#### MATERIAL ####

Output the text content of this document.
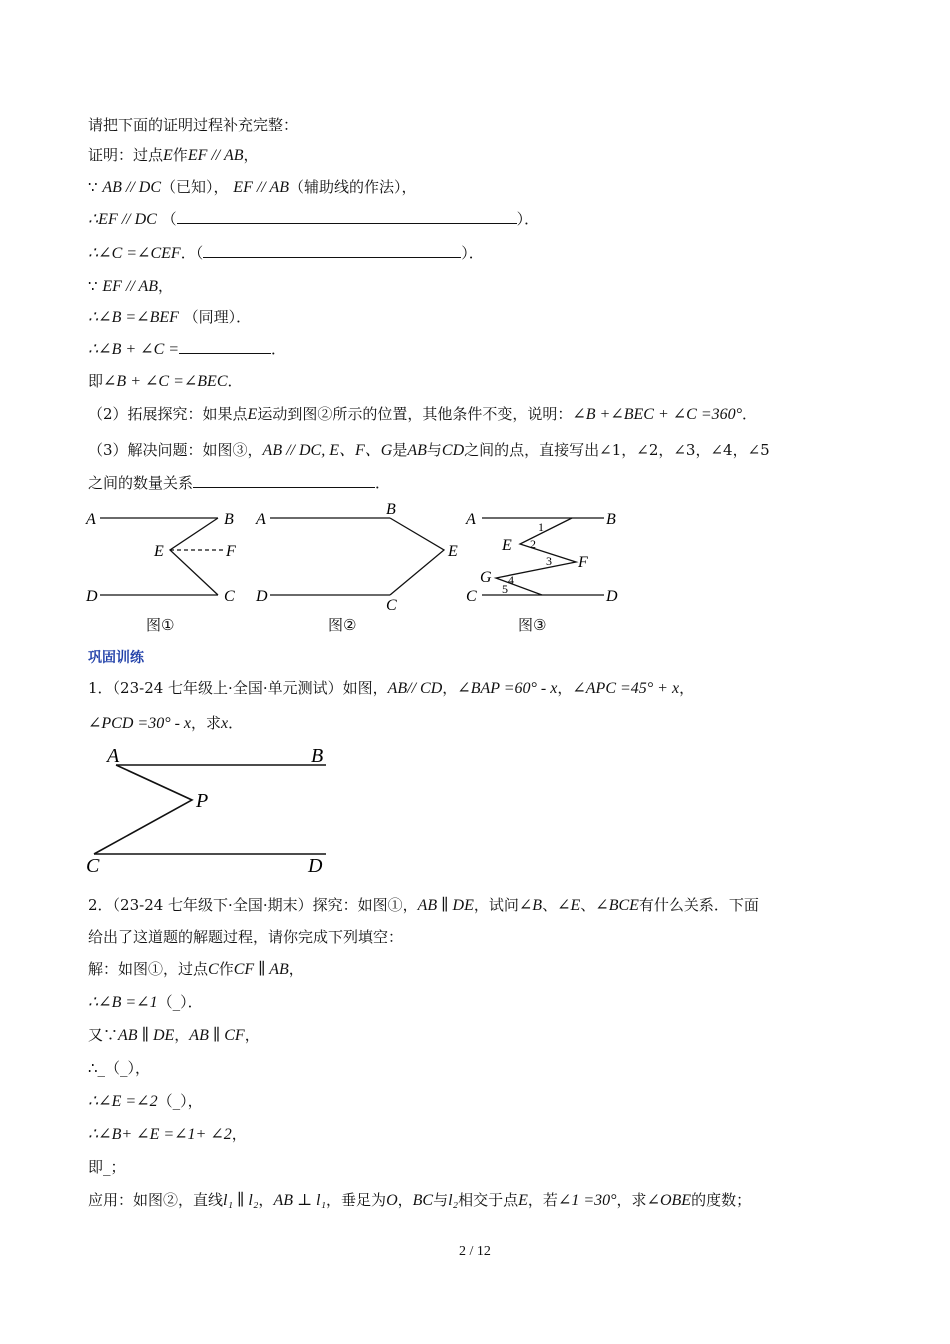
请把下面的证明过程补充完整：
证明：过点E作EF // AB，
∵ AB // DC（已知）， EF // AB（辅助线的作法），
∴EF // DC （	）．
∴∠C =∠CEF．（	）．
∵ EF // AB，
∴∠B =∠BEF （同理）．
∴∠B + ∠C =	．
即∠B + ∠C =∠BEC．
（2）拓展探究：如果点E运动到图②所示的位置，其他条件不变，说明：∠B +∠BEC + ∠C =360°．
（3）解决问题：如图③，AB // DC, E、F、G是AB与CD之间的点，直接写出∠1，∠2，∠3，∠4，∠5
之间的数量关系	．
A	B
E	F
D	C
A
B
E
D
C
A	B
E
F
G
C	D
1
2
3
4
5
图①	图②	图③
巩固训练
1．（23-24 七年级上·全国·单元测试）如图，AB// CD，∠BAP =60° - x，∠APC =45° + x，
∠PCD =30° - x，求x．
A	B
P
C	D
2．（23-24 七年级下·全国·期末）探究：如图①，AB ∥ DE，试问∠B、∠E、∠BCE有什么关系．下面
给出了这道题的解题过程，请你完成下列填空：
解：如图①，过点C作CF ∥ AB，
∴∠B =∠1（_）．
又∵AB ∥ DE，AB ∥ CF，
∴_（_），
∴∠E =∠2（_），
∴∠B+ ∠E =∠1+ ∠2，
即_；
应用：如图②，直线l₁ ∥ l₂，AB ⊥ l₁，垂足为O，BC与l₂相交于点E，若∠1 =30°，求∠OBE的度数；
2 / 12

####

** SET PROBLEM **
Write out again every line above exactly as given; the pictures do not belong in the copy.

** THE ANSWER **
Output the text content of this document.
请把下面的证明过程补充完整：
证明：过点E作EF // AB，
∵ AB // DC（已知）， EF // AB（辅助线的作法），
∴EF // DC （	）．
∴∠C =∠CEF．（	）．
∵ EF // AB，
∴∠B =∠BEF （同理）．
∴∠B + ∠C =	．
即∠B + ∠C =∠BEC．
（2）拓展探究：如果点E运动到图②所示的位置，其他条件不变，说明：∠B +∠BEC + ∠C =360°．
（3）解决问题：如图③，AB // DC, E、F、G是AB与CD之间的点，直接写出∠1，∠2，∠3，∠4，∠5
之间的数量关系	．
A	B
E	F
D	C
A
B
E
D
C
A	B
E
F
G
C	D
1
2
3
4
5
图①	图②	图③
巩固训练
1．（23-24 七年级上·全国·单元测试）如图，AB// CD，∠BAP =60° - x，∠APC =45° + x，
∠PCD =30° - x，求x．
A	B
P
C	D
2．（23-24 七年级下·全国·期末）探究：如图①，AB ∥ DE，试问∠B、∠E、∠BCE有什么关系．下面
给出了这道题的解题过程，请你完成下列填空：
解：如图①，过点C作CF ∥ AB，
∴∠B =∠1（_）．
又∵AB ∥ DE，AB ∥ CF，
∴_（_），
∴∠E =∠2（_），
∴∠B+ ∠E =∠1+ ∠2，
即_；
应用：如图②，直线l₁ ∥ l₂，AB ⊥ l₁，垂足为O，BC与l₂相交于点E，若∠1 =30°，求∠OBE的度数；
2 / 12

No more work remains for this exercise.